# [CHALLENGE]
Write out each line of the material again, word for word.

# [RECORDS PROVIDED]
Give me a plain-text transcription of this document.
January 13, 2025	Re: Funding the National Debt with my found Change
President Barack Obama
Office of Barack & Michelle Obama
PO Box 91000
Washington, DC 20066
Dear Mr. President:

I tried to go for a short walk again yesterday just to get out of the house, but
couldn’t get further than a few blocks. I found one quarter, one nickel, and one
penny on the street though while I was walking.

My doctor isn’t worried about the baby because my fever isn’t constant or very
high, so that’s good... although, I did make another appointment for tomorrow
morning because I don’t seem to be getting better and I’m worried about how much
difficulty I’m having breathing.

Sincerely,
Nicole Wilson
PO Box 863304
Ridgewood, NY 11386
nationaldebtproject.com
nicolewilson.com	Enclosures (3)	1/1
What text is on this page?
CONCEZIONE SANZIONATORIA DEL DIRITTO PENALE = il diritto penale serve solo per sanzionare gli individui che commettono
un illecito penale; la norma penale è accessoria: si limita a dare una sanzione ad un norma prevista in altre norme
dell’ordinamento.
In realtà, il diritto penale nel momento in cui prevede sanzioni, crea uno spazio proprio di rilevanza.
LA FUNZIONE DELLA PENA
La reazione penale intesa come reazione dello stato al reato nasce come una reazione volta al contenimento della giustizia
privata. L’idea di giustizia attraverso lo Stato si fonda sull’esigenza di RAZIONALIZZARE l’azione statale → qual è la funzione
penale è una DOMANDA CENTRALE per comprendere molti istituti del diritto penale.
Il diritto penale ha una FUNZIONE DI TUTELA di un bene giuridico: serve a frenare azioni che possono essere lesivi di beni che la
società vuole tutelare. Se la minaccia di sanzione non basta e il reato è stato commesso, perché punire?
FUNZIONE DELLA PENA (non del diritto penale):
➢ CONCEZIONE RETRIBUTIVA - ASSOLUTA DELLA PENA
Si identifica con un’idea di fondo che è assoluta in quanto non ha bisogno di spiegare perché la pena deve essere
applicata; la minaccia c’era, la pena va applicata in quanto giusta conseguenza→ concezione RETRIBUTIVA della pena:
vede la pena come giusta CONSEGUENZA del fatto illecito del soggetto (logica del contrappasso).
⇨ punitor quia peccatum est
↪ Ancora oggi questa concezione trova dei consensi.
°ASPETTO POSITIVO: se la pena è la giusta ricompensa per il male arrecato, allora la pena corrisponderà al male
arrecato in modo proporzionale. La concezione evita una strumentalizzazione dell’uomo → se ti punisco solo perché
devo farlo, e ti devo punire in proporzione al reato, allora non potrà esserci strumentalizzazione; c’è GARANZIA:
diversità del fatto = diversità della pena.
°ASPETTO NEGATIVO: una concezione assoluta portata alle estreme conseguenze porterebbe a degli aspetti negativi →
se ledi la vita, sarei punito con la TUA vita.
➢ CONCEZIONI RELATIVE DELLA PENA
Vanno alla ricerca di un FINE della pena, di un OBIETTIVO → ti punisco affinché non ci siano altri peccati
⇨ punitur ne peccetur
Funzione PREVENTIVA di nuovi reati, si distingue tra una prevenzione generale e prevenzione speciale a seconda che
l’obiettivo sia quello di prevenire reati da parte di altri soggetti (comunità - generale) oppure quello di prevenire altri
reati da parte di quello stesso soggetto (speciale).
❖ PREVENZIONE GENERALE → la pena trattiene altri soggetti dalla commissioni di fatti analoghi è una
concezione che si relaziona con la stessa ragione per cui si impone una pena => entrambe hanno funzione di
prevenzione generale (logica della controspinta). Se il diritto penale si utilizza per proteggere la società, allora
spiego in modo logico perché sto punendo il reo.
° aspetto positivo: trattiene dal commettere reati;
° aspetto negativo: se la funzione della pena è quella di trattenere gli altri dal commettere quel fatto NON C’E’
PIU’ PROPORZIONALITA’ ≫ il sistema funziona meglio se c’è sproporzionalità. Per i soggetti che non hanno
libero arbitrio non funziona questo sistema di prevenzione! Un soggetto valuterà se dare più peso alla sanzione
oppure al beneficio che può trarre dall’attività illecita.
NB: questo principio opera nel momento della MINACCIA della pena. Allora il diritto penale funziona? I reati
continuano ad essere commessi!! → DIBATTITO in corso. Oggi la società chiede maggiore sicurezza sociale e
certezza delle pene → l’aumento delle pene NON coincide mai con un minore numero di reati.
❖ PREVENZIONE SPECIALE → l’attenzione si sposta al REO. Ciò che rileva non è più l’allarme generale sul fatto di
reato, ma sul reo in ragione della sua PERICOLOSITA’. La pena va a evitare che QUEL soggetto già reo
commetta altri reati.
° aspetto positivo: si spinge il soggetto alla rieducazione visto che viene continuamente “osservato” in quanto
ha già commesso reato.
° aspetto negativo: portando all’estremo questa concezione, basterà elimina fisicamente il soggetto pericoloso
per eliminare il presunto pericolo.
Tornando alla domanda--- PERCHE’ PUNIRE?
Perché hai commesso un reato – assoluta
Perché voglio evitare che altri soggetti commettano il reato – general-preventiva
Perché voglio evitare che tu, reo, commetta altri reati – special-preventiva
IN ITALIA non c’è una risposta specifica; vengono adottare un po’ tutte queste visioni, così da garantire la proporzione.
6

# [FINAL RESULT]
Give me a plain-text transcription of this document.
January 13, 2025	Re: Funding the National Debt with my found Change
President Barack Obama
Office of Barack & Michelle Obama
PO Box 91000
Washington, DC 20066
Dear Mr. President:

I tried to go for a short walk again yesterday just to get out of the house, but
couldn’t get further than a few blocks. I found one quarter, one nickel, and one
penny on the street though while I was walking.

My doctor isn’t worried about the baby because my fever isn’t constant or very
high, so that’s good... although, I did make another appointment for tomorrow
morning because I don’t seem to be getting better and I’m worried about how much
difficulty I’m having breathing.

Sincerely,
Nicole Wilson
PO Box 863304
Ridgewood, NY 11386
nationaldebtproject.com
nicolewilson.com	Enclosures (3)	1/1
What text is on this page?
CONCEZIONE SANZIONATORIA DEL DIRITTO PENALE = il diritto penale serve solo per sanzionare gli individui che commettono
un illecito penale; la norma penale è accessoria: si limita a dare una sanzione ad un norma prevista in altre norme
dell’ordinamento.
In realtà, il diritto penale nel momento in cui prevede sanzioni, crea uno spazio proprio di rilevanza.
LA FUNZIONE DELLA PENA
La reazione penale intesa come reazione dello stato al reato nasce come una reazione volta al contenimento della giustizia
privata. L’idea di giustizia attraverso lo Stato si fonda sull’esigenza di RAZIONALIZZARE l’azione statale → qual è la funzione
penale è una DOMANDA CENTRALE per comprendere molti istituti del diritto penale.
Il diritto penale ha una FUNZIONE DI TUTELA di un bene giuridico: serve a frenare azioni che possono essere lesivi di beni che la
società vuole tutelare. Se la minaccia di sanzione non basta e il reato è stato commesso, perché punire?
FUNZIONE DELLA PENA (non del diritto penale):
➢ CONCEZIONE RETRIBUTIVA - ASSOLUTA DELLA PENA
Si identifica con un’idea di fondo che è assoluta in quanto non ha bisogno di spiegare perché la pena deve essere
applicata; la minaccia c’era, la pena va applicata in quanto giusta conseguenza→ concezione RETRIBUTIVA della pena:
vede la pena come giusta CONSEGUENZA del fatto illecito del soggetto (logica del contrappasso).
⇨ punitor quia peccatum est
↪ Ancora oggi questa concezione trova dei consensi.
°ASPETTO POSITIVO: se la pena è la giusta ricompensa per il male arrecato, allora la pena corrisponderà al male
arrecato in modo proporzionale. La concezione evita una strumentalizzazione dell’uomo → se ti punisco solo perché
devo farlo, e ti devo punire in proporzione al reato, allora non potrà esserci strumentalizzazione; c’è GARANZIA:
diversità del fatto = diversità della pena.
°ASPETTO NEGATIVO: una concezione assoluta portata alle estreme conseguenze porterebbe a degli aspetti negativi →
se ledi la vita, sarei punito con la TUA vita.
➢ CONCEZIONI RELATIVE DELLA PENA
Vanno alla ricerca di un FINE della pena, di un OBIETTIVO → ti punisco affinché non ci siano altri peccati
⇨ punitur ne peccetur
Funzione PREVENTIVA di nuovi reati, si distingue tra una prevenzione generale e prevenzione speciale a seconda che
l’obiettivo sia quello di prevenire reati da parte di altri soggetti (comunità - generale) oppure quello di prevenire altri
reati da parte di quello stesso soggetto (speciale).
❖ PREVENZIONE GENERALE → la pena trattiene altri soggetti dalla commissioni di fatti analoghi è una
concezione che si relaziona con la stessa ragione per cui si impone una pena => entrambe hanno funzione di
prevenzione generale (logica della controspinta). Se il diritto penale si utilizza per proteggere la società, allora
spiego in modo logico perché sto punendo il reo.
° aspetto positivo: trattiene dal commettere reati;
° aspetto negativo: se la funzione della pena è quella di trattenere gli altri dal commettere quel fatto NON C’E’
PIU’ PROPORZIONALITA’ ≫ il sistema funziona meglio se c’è sproporzionalità. Per i soggetti che non hanno
libero arbitrio non funziona questo sistema di prevenzione! Un soggetto valuterà se dare più peso alla sanzione
oppure al beneficio che può trarre dall’attività illecita.
NB: questo principio opera nel momento della MINACCIA della pena. Allora il diritto penale funziona? I reati
continuano ad essere commessi!! → DIBATTITO in corso. Oggi la società chiede maggiore sicurezza sociale e
certezza delle pene → l’aumento delle pene NON coincide mai con un minore numero di reati.
❖ PREVENZIONE SPECIALE → l’attenzione si sposta al REO. Ciò che rileva non è più l’allarme generale sul fatto di
reato, ma sul reo in ragione della sua PERICOLOSITA’. La pena va a evitare che QUEL soggetto già reo
commetta altri reati.
° aspetto positivo: si spinge il soggetto alla rieducazione visto che viene continuamente “osservato” in quanto
ha già commesso reato.
° aspetto negativo: portando all’estremo questa concezione, basterà elimina fisicamente il soggetto pericoloso
per eliminare il presunto pericolo.
Tornando alla domanda--- PERCHE’ PUNIRE?
Perché hai commesso un reato – assoluta
Perché voglio evitare che altri soggetti commettano il reato – general-preventiva
Perché voglio evitare che tu, reo, commetta altri reati – special-preventiva
IN ITALIA non c’è una risposta specifica; vengono adottare un po’ tutte queste visioni, così da garantire la proporzione.
6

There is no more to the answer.